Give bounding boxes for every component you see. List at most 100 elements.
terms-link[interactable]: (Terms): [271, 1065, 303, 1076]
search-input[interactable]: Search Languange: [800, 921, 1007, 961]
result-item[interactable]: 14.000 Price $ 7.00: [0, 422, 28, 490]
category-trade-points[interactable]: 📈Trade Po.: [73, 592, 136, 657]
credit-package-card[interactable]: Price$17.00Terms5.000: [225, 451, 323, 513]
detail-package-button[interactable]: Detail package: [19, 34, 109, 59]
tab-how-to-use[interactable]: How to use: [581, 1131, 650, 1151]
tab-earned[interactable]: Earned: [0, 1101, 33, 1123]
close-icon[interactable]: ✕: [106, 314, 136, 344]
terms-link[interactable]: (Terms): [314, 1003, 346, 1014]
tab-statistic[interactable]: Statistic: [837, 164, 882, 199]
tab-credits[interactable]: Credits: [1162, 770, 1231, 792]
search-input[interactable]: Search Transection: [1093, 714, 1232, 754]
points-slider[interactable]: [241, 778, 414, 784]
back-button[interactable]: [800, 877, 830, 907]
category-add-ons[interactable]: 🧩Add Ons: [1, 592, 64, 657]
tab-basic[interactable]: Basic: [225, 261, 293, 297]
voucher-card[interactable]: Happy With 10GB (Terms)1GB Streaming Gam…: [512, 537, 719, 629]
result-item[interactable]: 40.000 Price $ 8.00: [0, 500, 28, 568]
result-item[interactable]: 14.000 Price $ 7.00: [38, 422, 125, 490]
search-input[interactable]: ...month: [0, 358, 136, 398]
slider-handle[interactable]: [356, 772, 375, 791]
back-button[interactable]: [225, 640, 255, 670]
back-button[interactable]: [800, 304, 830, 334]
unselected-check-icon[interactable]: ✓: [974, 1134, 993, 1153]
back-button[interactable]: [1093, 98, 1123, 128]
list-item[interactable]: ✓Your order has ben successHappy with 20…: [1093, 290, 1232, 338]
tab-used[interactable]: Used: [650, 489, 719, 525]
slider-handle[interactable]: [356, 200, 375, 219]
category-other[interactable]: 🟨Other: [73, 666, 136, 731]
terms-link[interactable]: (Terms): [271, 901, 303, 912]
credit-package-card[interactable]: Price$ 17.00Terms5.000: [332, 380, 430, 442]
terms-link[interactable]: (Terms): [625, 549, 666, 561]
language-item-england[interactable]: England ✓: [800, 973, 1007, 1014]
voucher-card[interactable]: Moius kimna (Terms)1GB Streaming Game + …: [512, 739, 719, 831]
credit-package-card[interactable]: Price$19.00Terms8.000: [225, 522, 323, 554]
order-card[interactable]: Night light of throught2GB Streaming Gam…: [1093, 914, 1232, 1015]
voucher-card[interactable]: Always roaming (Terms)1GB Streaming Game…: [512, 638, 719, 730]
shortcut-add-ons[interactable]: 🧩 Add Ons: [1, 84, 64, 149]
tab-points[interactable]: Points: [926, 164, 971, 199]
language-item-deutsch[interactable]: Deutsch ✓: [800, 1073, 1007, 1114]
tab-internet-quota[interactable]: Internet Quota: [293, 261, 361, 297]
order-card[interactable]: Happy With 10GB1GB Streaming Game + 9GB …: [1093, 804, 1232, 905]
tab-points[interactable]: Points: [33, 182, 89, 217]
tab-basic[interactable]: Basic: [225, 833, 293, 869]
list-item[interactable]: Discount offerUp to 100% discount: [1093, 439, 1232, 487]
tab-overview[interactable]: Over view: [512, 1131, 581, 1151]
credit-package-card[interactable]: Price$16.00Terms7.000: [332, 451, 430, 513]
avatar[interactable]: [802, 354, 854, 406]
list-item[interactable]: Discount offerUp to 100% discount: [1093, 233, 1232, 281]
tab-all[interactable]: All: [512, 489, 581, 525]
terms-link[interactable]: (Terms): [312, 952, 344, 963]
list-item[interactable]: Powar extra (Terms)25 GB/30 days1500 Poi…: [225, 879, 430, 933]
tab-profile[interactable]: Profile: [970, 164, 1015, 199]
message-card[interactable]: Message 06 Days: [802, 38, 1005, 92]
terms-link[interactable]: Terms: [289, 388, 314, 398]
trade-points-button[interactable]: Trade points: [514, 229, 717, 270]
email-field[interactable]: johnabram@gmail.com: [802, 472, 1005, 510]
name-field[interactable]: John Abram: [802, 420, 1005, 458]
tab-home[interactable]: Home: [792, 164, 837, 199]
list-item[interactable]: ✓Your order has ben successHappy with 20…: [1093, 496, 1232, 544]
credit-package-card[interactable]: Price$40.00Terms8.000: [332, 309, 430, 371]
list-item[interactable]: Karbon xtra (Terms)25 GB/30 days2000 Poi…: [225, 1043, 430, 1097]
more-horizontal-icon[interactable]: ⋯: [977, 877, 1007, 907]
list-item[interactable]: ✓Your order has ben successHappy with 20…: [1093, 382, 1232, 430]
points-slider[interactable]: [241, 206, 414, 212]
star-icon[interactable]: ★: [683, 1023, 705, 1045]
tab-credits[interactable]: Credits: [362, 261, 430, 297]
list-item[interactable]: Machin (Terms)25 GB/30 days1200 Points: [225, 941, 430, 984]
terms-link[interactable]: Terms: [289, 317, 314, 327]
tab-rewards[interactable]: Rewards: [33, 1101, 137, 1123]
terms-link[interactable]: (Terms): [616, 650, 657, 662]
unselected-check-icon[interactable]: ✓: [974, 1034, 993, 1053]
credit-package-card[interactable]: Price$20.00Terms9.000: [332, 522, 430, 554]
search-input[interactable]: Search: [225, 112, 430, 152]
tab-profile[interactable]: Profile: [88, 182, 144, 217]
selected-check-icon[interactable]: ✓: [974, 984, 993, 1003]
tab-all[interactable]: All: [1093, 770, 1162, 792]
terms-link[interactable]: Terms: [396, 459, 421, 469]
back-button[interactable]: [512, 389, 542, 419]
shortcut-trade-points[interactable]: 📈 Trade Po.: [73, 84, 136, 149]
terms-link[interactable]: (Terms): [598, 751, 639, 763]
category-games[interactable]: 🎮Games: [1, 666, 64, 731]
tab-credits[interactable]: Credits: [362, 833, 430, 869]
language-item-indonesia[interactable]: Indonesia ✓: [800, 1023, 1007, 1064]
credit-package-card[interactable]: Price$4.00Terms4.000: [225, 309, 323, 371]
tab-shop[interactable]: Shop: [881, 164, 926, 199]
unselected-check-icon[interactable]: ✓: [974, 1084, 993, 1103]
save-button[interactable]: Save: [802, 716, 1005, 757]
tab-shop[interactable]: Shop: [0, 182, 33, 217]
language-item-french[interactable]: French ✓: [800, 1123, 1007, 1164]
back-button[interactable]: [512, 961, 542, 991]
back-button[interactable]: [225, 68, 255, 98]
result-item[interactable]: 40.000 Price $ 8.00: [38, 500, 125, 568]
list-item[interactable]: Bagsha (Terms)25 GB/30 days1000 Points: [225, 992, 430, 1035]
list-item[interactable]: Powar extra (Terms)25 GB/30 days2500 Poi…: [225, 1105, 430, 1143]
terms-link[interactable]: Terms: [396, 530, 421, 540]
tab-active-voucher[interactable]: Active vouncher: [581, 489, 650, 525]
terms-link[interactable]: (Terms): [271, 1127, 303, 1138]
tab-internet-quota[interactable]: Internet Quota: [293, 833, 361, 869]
··········
**What to do**
Can you reproduce every row above, unchanged down to the last character?

**In response**
Give bounding boxes for every component you see. List at most 100 elements.
terms-link[interactable]: (Terms): [271, 1065, 303, 1076]
search-input[interactable]: Search Languange: [800, 921, 1007, 961]
result-item[interactable]: 14.000 Price $ 7.00: [0, 422, 28, 490]
category-trade-points[interactable]: 📈Trade Po.: [73, 592, 136, 657]
credit-package-card[interactable]: Price$17.00Terms5.000: [225, 451, 323, 513]
detail-package-button[interactable]: Detail package: [19, 34, 109, 59]
tab-how-to-use[interactable]: How to use: [581, 1131, 650, 1151]
tab-earned[interactable]: Earned: [0, 1101, 33, 1123]
close-icon[interactable]: ✕: [106, 314, 136, 344]
terms-link[interactable]: (Terms): [314, 1003, 346, 1014]
tab-statistic[interactable]: Statistic: [837, 164, 882, 199]
tab-credits[interactable]: Credits: [1162, 770, 1231, 792]
search-input[interactable]: Search Transection: [1093, 714, 1232, 754]
points-slider[interactable]: [241, 778, 414, 784]
back-button[interactable]: [800, 877, 830, 907]
category-add-ons[interactable]: 🧩Add Ons: [1, 592, 64, 657]
tab-basic[interactable]: Basic: [225, 261, 293, 297]
voucher-card[interactable]: Happy With 10GB (Terms)1GB Streaming Gam…: [512, 537, 719, 629]
result-item[interactable]: 40.000 Price $ 8.00: [0, 500, 28, 568]
result-item[interactable]: 14.000 Price $ 7.00: [38, 422, 125, 490]
search-input[interactable]: ...month: [0, 358, 136, 398]
slider-handle[interactable]: [356, 772, 375, 791]
back-button[interactable]: [225, 640, 255, 670]
back-button[interactable]: [800, 304, 830, 334]
unselected-check-icon[interactable]: ✓: [974, 1134, 993, 1153]
back-button[interactable]: [1093, 98, 1123, 128]
list-item[interactable]: ✓Your order has ben successHappy with 20…: [1093, 290, 1232, 338]
tab-used[interactable]: Used: [650, 489, 719, 525]
slider-handle[interactable]: [356, 200, 375, 219]
category-other[interactable]: 🟨Other: [73, 666, 136, 731]
terms-link[interactable]: (Terms): [271, 901, 303, 912]
credit-package-card[interactable]: Price$ 17.00Terms5.000: [332, 380, 430, 442]
terms-link[interactable]: (Terms): [625, 549, 666, 561]
language-item-england[interactable]: England ✓: [800, 973, 1007, 1014]
voucher-card[interactable]: Moius kimna (Terms)1GB Streaming Game + …: [512, 739, 719, 831]
credit-package-card[interactable]: Price$19.00Terms8.000: [225, 522, 323, 554]
order-card[interactable]: Night light of throught2GB Streaming Gam…: [1093, 914, 1232, 1015]
voucher-card[interactable]: Always roaming (Terms)1GB Streaming Game…: [512, 638, 719, 730]
shortcut-add-ons[interactable]: 🧩 Add Ons: [1, 84, 64, 149]
tab-points[interactable]: Points: [926, 164, 971, 199]
language-item-deutsch[interactable]: Deutsch ✓: [800, 1073, 1007, 1114]
tab-internet-quota[interactable]: Internet Quota: [293, 261, 361, 297]
order-card[interactable]: Happy With 10GB1GB Streaming Game + 9GB …: [1093, 804, 1232, 905]
tab-points[interactable]: Points: [33, 182, 89, 217]
tab-basic[interactable]: Basic: [225, 833, 293, 869]
list-item[interactable]: Discount offerUp to 100% discount: [1093, 439, 1232, 487]
tab-overview[interactable]: Over view: [512, 1131, 581, 1151]
credit-package-card[interactable]: Price$16.00Terms7.000: [332, 451, 430, 513]
avatar[interactable]: [802, 354, 854, 406]
list-item[interactable]: Discount offerUp to 100% discount: [1093, 233, 1232, 281]
tab-all[interactable]: All: [512, 489, 581, 525]
terms-link[interactable]: (Terms): [312, 952, 344, 963]
list-item[interactable]: Powar extra (Terms)25 GB/30 days1500 Poi…: [225, 879, 430, 933]
tab-profile[interactable]: Profile: [970, 164, 1015, 199]
message-card[interactable]: Message 06 Days: [802, 38, 1005, 92]
terms-link[interactable]: Terms: [289, 388, 314, 398]
trade-points-button[interactable]: Trade points: [514, 229, 717, 270]
email-field[interactable]: johnabram@gmail.com: [802, 472, 1005, 510]
name-field[interactable]: John Abram: [802, 420, 1005, 458]
tab-home[interactable]: Home: [792, 164, 837, 199]
list-item[interactable]: ✓Your order has ben successHappy with 20…: [1093, 496, 1232, 544]
credit-package-card[interactable]: Price$40.00Terms8.000: [332, 309, 430, 371]
list-item[interactable]: Karbon xtra (Terms)25 GB/30 days2000 Poi…: [225, 1043, 430, 1097]
more-horizontal-icon[interactable]: ⋯: [977, 877, 1007, 907]
list-item[interactable]: ✓Your order has ben successHappy with 20…: [1093, 382, 1232, 430]
points-slider[interactable]: [241, 206, 414, 212]
star-icon[interactable]: ★: [683, 1023, 705, 1045]
tab-credits[interactable]: Credits: [362, 261, 430, 297]
list-item[interactable]: Machin (Terms)25 GB/30 days1200 Points: [225, 941, 430, 984]
terms-link[interactable]: Terms: [289, 317, 314, 327]
tab-rewards[interactable]: Rewards: [33, 1101, 137, 1123]
terms-link[interactable]: (Terms): [616, 650, 657, 662]
unselected-check-icon[interactable]: ✓: [974, 1034, 993, 1053]
credit-package-card[interactable]: Price$20.00Terms9.000: [332, 522, 430, 554]
search-input[interactable]: Search: [225, 112, 430, 152]
tab-profile[interactable]: Profile: [88, 182, 144, 217]
selected-check-icon[interactable]: ✓: [974, 984, 993, 1003]
tab-all[interactable]: All: [1093, 770, 1162, 792]
terms-link[interactable]: Terms: [396, 459, 421, 469]
back-button[interactable]: [512, 389, 542, 419]
shortcut-trade-points[interactable]: 📈 Trade Po.: [73, 84, 136, 149]
terms-link[interactable]: (Terms): [598, 751, 639, 763]
category-games[interactable]: 🎮Games: [1, 666, 64, 731]
tab-credits[interactable]: Credits: [362, 833, 430, 869]
language-item-indonesia[interactable]: Indonesia ✓: [800, 1023, 1007, 1064]
credit-package-card[interactable]: Price$4.00Terms4.000: [225, 309, 323, 371]
tab-shop[interactable]: Shop: [881, 164, 926, 199]
unselected-check-icon[interactable]: ✓: [974, 1084, 993, 1103]
save-button[interactable]: Save: [802, 716, 1005, 757]
tab-shop[interactable]: Shop: [0, 182, 33, 217]
language-item-french[interactable]: French ✓: [800, 1123, 1007, 1164]
back-button[interactable]: [512, 961, 542, 991]
back-button[interactable]: [225, 68, 255, 98]
result-item[interactable]: 40.000 Price $ 8.00: [38, 500, 125, 568]
list-item[interactable]: Bagsha (Terms)25 GB/30 days1000 Points: [225, 992, 430, 1035]
list-item[interactable]: Powar extra (Terms)25 GB/30 days2500 Poi…: [225, 1105, 430, 1143]
terms-link[interactable]: Terms: [396, 530, 421, 540]
tab-active-voucher[interactable]: Active vouncher: [581, 489, 650, 525]
terms-link[interactable]: (Terms): [271, 1127, 303, 1138]
tab-internet-quota[interactable]: Internet Quota: [293, 833, 361, 869]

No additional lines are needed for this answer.